**GIVEN TEXT:**
--- START ---
Standard controls and procedures for the health and safety hazards of nanomaterials are relevant for TiO2 nanoparticles. Elimination and substitution, the most desirable approaches to hazard control, may be possible through choosing properties of the particle such as size, shape, functionalization, and agglomeration/aggregation state to improve their toxicological properties while retaining the desired functionality, or by replacing a dry powder with a slurry or suspension in a liquid solvent to reduce dust exposure. Engineering controls, mainly ventilation systems such as fume hoods and gloveboxes, are the primary class of hazard controls on a day-to-day basis. Administrative controls include training on best practices for safe handling, storage, and disposal of nanomaterials, proper labeling and warning signage, and encouraging a general safety culture. Personal protective equipment normally used for typical chemicals are also appropriate for nanomaterials, including long pants, long-sleeve shirts, closed-toed shoes, safety gloves, goggles, and impervious laboratory coats, and in some circumstances respirators may be used. Exposure assessment methods include use of both particle counters, which monitor the real-time quantity of nanomaterials and other background particles; and filter-based samples, which can be used to identify the nanomaterial, usually using electron microscopy and elemental analysis.

=== Environmental ===
Sunscreens containing TiO2 nanoparticles can wash off into natural water bodies or enter wastewater when people shower. Studies have indicated that TiO2 nanoparticles can harm algae and animals and can bioaccumulate and bioconcentrate. The U.S. Environmental Protection Agency generally does not consider physical properties such as particle size in classifying substances, and regulates TiO2 nanoparticles identically to other forms of TiO2.
--- END ---
[Stored data entries]
--- START ---
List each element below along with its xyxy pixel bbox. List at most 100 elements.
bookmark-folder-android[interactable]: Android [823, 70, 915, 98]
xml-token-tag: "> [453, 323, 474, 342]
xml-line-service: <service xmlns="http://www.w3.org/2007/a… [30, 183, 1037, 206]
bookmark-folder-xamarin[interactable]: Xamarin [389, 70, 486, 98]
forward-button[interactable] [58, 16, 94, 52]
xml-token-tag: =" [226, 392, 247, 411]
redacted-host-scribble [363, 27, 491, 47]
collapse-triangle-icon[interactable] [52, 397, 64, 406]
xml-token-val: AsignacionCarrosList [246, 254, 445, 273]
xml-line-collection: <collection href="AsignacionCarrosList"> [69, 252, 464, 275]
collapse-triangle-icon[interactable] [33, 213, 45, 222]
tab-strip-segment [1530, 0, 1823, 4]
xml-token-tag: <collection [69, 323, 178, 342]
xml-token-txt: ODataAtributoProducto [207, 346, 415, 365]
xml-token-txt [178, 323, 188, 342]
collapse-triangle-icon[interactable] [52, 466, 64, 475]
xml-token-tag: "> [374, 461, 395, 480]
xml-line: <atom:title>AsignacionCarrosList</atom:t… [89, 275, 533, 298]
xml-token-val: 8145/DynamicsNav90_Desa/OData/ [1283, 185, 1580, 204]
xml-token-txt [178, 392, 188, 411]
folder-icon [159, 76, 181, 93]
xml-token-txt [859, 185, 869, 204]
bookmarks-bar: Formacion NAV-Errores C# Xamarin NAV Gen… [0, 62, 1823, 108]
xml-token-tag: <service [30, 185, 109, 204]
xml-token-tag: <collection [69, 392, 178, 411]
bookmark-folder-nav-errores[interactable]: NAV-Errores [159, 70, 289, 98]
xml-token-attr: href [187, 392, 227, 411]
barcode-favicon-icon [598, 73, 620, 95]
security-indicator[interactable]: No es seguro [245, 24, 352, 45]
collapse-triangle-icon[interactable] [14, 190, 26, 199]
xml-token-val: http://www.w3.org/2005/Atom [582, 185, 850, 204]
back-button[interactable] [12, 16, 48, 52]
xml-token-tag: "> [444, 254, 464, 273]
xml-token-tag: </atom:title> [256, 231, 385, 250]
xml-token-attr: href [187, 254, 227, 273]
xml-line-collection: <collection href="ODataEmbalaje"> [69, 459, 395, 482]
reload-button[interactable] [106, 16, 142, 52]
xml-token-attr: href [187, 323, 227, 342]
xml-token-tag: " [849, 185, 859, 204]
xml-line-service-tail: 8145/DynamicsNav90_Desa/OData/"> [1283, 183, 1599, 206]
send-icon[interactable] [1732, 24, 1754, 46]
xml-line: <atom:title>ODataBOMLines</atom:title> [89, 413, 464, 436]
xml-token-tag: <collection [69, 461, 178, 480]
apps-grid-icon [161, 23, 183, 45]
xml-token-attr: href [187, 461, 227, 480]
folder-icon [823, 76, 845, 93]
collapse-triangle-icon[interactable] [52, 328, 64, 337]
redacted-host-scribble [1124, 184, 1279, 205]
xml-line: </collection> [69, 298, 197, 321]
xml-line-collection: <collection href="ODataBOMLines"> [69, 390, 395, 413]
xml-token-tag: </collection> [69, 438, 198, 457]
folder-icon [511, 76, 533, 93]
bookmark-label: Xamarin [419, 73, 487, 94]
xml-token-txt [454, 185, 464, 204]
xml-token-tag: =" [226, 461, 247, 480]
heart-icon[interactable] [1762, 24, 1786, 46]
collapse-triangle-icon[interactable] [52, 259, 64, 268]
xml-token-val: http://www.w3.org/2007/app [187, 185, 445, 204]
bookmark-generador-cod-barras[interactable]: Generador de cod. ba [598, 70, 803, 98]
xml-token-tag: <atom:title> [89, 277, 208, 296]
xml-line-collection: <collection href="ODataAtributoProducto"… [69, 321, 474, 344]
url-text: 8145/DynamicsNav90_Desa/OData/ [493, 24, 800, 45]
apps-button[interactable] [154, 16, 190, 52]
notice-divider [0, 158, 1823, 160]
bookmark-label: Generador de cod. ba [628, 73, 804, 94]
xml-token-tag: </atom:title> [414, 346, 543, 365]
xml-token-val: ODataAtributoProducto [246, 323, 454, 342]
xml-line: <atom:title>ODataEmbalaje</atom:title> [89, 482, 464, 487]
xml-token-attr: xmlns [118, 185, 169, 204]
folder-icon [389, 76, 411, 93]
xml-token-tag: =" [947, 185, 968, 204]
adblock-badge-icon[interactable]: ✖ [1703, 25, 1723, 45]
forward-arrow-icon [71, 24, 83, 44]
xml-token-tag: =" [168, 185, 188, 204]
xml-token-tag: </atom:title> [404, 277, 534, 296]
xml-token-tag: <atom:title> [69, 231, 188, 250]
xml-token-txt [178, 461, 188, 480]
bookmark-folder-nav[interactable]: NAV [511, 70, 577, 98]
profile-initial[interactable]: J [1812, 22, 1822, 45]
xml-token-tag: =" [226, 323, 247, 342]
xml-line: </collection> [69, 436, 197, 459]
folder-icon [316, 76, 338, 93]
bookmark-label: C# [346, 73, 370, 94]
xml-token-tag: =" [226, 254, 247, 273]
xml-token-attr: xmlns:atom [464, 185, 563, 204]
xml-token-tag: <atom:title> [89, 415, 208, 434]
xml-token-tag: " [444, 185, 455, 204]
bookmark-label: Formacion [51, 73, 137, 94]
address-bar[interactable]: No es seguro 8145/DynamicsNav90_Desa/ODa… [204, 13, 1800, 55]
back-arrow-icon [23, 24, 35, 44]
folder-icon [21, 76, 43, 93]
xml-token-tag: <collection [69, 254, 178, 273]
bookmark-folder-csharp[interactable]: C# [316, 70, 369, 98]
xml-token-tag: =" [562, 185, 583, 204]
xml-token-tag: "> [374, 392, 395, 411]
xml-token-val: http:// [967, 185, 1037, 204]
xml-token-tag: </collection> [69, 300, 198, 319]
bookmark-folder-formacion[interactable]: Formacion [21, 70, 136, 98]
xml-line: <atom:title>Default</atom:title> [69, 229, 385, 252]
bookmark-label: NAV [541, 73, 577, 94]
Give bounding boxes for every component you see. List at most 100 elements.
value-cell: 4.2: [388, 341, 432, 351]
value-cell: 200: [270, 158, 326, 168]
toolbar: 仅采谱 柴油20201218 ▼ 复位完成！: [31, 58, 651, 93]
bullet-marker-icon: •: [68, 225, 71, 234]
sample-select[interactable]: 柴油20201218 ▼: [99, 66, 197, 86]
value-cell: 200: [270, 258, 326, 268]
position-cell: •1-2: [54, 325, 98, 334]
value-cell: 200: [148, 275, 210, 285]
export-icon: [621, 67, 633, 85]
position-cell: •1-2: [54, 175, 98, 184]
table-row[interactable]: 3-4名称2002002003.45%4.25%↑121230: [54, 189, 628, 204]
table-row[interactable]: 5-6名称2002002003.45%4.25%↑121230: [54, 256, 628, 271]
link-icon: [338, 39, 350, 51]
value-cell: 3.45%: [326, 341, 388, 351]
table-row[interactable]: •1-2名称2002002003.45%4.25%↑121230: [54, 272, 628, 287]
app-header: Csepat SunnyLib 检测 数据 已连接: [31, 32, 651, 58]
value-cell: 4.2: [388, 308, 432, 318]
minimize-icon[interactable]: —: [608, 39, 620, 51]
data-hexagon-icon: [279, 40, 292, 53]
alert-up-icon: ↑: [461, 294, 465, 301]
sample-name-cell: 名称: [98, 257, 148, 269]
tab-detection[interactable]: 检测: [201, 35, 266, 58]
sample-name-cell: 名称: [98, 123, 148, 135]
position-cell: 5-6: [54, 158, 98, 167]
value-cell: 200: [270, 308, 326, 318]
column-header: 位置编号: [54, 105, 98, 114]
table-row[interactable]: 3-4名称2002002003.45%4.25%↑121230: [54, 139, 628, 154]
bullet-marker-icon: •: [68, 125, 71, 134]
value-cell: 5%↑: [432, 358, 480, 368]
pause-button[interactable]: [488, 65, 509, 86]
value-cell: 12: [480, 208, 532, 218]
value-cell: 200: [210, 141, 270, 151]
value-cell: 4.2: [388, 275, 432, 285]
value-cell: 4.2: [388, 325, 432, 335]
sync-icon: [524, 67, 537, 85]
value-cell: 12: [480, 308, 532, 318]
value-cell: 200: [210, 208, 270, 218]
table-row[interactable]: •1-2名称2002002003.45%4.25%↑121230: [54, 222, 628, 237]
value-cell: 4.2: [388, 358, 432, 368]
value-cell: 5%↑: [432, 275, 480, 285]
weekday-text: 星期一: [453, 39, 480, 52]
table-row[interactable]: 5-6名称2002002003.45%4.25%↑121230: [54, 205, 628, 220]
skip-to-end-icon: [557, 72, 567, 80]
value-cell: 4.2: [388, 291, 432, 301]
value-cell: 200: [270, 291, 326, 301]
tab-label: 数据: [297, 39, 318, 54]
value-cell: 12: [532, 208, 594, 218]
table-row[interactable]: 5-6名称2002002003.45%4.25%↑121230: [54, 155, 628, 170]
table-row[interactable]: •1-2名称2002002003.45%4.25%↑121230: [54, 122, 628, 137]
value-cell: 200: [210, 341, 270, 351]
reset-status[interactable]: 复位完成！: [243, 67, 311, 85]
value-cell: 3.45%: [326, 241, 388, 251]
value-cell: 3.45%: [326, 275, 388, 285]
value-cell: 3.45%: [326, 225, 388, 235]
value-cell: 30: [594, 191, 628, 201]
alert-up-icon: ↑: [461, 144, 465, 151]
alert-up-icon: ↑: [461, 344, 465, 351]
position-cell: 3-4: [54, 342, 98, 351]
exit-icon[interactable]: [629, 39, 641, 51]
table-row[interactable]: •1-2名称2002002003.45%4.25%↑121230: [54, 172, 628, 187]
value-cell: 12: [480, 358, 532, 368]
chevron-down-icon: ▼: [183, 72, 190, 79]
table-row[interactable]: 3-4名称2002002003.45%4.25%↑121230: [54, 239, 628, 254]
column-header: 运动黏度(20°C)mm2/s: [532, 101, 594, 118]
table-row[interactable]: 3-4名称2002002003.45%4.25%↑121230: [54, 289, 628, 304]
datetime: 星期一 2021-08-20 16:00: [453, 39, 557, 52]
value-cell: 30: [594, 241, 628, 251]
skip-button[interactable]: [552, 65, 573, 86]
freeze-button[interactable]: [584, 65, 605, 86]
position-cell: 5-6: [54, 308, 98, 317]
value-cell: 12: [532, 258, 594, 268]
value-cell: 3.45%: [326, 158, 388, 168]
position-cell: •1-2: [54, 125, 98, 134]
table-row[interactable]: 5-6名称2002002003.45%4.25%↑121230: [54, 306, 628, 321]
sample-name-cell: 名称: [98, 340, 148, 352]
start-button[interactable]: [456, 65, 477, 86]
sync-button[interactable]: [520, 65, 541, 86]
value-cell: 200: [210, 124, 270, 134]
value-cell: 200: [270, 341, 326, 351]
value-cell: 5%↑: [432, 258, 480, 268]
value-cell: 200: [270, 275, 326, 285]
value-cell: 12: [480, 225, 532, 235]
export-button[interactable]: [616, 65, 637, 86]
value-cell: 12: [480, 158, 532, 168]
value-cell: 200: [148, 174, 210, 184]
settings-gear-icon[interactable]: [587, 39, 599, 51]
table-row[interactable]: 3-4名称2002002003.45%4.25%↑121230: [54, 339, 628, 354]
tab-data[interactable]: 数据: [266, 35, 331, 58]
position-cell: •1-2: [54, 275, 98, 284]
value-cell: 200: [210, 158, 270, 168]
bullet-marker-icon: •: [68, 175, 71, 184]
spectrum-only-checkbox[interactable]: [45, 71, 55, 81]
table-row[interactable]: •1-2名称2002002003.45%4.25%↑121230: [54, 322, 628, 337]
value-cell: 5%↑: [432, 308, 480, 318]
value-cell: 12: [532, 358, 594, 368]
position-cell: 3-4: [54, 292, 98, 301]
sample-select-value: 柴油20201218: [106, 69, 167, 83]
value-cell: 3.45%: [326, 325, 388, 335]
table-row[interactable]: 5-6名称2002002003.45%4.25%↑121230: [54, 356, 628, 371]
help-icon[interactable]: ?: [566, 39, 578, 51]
--- END ---
**TASKS TO PERFORM:**
1. According to the text on TiO2 nanoparticles, why might a dry powder be replaced with a slurry or a suspension in a liquid solvent?
2. List every piece of personal protective equipment that the TiO2 nanoparticle text names.
3. Write a continuation of the text on TiO2 nanoparticles, starting after its last sentence.
The rows stand apart from the text on TiO2 nanoparticles and are separate material.

**RESPONSES FOR EACH TASK:**
1. A dry powder might be replaced with a slurry or a suspension in a liquid solvent to reduce dust exposure. This is one of the elimination and substitution approaches to hazard control.

2.
- Long pants
- Long-sleeve shirts
- Closed-toed shoes
- Safety gloves
- Goggles
- Impervious laboratory coats
- Respirators (in some circumstances)

3.
==== Toxicity ====
Titanium dioxide has been found to be toxic to plants and small organisms such as worms, nematodes, and small arthropods. The toxicity of TiO2 nanoparticles on nematodes increases with smaller nanoparticle diameter specifically 7 nm nanoparticles relative to 45 nm nanoparticles, but growth and reproduction are still affected regardless of the TiO2 nanoparticle size. The release of titanium dioxide into the soil can have a detrimental effect on the ecosystem in place due to its hindrance of proliferation and survival of soil invertebrates; it causes apoptosis as well as stunts growth, survival, and reproduction in these organisms. These invertebrates are responsible for the decomposition of organic matter and the progression of nutrient cycling in the surrounding ecosystem. Without the presence of these organisms, the soil composition would suffer.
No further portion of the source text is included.